- [Set exercise] List all the lines in these records that hold "sowie".

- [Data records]

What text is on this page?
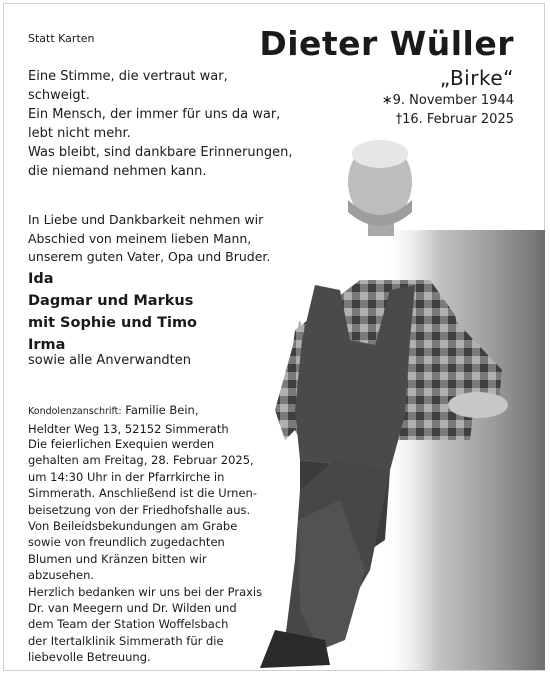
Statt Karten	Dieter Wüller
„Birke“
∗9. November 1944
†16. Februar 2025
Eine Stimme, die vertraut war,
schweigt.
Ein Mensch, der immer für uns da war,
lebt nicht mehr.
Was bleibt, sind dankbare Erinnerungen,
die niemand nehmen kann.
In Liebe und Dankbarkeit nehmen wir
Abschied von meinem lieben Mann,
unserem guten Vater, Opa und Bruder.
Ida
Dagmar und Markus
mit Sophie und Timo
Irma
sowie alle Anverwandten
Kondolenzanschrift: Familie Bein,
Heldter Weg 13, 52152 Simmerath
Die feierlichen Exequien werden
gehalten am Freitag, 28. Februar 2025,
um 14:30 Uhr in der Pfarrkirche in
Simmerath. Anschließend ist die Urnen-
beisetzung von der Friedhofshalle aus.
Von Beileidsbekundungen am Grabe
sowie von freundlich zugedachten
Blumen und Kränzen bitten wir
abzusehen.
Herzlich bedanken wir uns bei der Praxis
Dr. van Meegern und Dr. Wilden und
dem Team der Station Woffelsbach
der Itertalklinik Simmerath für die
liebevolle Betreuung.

- [Solution for this exercise]
sowie alle Anverwandten
sowie von freundlich zugedachten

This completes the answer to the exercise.